Collect every line of the records below that contains the word "感同身受".

• DATA FOR THIS EXERCISE:

=======

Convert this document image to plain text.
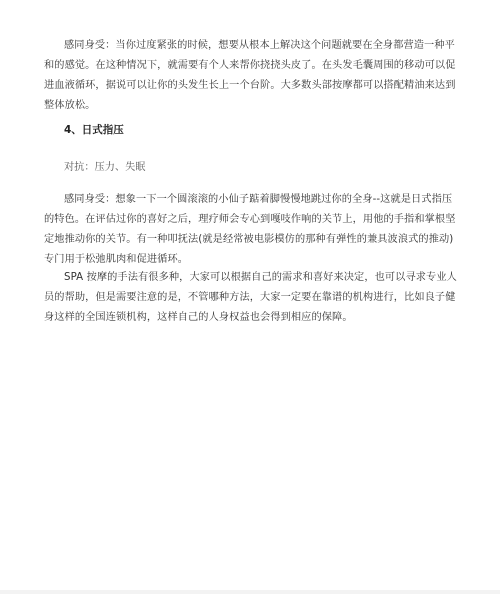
感同身受：当你过度紧张的时候，想要从根本上解决这个问题就要在全身都营造一种平和的感觉。在这种情况下，就需要有个人来帮你挠挠头皮了。在头发毛囊周围的移动可以促进血液循环，据说可以让你的头发生长上一个台阶。大多数头部按摩都可以搭配精油来达到整体放松。

4、日式指压

对抗：压力、失眠

感同身受：想象一下一个圆滚滚的小仙子踮着脚慢慢地跳过你的全身--这就是日式指压的特色。在评估过你的喜好之后，理疗师会专心到嘎吱作响的关节上，用他的手指和掌根坚定地推动你的关节。有一种叩抚法(就是经常被电影模仿的那种有弹性的兼具波浪式的推动)专门用于松弛肌肉和促进循环。

SPA 按摩的手法有很多种，大家可以根据自己的需求和喜好来决定，也可以寻求专业人员的帮助，但是需要注意的是，不管哪种方法，大家一定要在靠谱的机构进行，比如良子健身这样的全国连锁机构，这样自己的人身权益也会得到相应的保障。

=======

• RESULT BELOW:
感同身受：当你过度紧张的时候，想要从根本上解决这个问题就要在全身都营造一种平和的感觉。在这种情况下，就需要有个人来帮你挠挠头皮了。在头发毛囊周围的移动可以促进血液循环，据说可以让你的头发生长上一个台阶。大多数头部按摩都可以搭配精油来达到整体放松。
感同身受：想象一下一个圆滚滚的小仙子踮着脚慢慢地跳过你的全身--这就是日式指压的特色。在评估过你的喜好之后，理疗师会专心到嘎吱作响的关节上，用他的手指和掌根坚定地推动你的关节。有一种叩抚法(就是经常被电影模仿的那种有弹性的兼具波浪式的推动)专门用于松弛肌肉和促进循环。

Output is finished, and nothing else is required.